EXERCISE REQUIREMENTS: Pull out every line of the listing below where "tall" appears.

Collected data
────────────────────────────────────────

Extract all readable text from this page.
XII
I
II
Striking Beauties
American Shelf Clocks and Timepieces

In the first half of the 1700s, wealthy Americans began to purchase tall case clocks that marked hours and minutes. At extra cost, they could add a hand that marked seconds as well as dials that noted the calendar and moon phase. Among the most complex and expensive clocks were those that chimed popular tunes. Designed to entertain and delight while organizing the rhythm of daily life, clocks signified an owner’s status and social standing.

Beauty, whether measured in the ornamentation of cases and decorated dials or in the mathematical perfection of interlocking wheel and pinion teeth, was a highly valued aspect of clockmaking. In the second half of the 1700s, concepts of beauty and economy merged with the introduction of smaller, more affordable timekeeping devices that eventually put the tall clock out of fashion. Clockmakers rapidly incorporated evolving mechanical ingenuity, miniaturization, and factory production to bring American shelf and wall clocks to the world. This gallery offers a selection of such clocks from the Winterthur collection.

────────────────────────────────────────

CORRECT RESULT:
In the first half of the 1700s, wealthy Americans began to purchase tall case clocks that marked hours and minutes. At extra cost, they could add a hand that marked seconds as well as dials that noted the calendar and moon phase. Among the most complex and expensive clocks were those that chimed popular tunes. Designed to entertain and delight while organizing the rhythm of daily life, clocks signified an owner’s status and social standing.
Beauty, whether measured in the ornamentation of cases and decorated dials or in the mathematical perfection of interlocking wheel and pinion teeth, was a highly valued aspect of clockmaking. In the second half of the 1700s, concepts of beauty and economy merged with the introduction of smaller, more affordable timekeeping devices that eventually put the tall clock out of fashion. Clockmakers rapidly incorporated evolving mechanical ingenuity, miniaturization, and factory production to bring American shelf and wall clocks to the world. This gallery offers a selection of such clocks from the Winterthur collection.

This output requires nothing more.